» Requirements:
Identify, in the records below, every line where the string "身临其境" appears, and copy each such line.
━━━ Dataset records
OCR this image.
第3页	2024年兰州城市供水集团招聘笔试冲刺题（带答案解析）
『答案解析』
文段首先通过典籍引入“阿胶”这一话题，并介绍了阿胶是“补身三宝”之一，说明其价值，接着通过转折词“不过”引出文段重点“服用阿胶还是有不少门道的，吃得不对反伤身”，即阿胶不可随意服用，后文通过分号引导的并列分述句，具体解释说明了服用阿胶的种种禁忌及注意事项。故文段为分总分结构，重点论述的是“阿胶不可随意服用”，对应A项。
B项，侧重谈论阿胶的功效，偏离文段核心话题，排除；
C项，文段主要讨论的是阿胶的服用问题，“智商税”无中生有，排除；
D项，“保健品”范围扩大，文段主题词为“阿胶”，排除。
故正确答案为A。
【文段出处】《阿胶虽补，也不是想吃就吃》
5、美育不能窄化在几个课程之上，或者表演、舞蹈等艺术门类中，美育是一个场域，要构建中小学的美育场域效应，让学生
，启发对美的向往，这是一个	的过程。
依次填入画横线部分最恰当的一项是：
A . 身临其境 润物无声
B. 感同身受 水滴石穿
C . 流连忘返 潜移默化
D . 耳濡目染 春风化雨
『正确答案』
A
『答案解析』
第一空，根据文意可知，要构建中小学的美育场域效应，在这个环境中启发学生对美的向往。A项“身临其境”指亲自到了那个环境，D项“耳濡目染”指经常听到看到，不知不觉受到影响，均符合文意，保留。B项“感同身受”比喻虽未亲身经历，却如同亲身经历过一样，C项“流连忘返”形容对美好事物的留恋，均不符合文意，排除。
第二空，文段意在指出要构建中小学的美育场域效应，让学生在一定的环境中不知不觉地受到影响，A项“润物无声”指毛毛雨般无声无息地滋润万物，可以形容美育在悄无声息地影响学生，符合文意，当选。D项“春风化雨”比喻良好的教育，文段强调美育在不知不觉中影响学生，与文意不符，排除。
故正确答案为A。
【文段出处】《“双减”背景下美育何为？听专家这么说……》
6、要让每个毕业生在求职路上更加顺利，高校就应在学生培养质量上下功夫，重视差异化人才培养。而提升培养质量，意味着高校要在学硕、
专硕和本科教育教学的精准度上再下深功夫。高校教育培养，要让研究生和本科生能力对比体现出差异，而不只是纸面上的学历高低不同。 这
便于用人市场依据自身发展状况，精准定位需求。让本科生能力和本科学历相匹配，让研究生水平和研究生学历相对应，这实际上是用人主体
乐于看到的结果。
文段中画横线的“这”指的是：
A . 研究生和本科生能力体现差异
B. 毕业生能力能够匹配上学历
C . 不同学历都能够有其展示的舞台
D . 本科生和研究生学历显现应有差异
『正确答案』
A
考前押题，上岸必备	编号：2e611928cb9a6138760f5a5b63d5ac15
━━━━━━
» Solution for this exercise:
A . 身临其境 润物无声
第一空，根据文意可知，要构建中小学的美育场域效应，在这个环境中启发学生对美的向往。A项“身临其境”指亲自到了那个环境，D项“耳濡目染”指经常听到看到，不知不觉受到影响，均符合文意，保留。B项“感同身受”比喻虽未亲身经历，却如同亲身经历过一样，C项“流连忘返”形容对美好事物的留恋，均不符合文意，排除。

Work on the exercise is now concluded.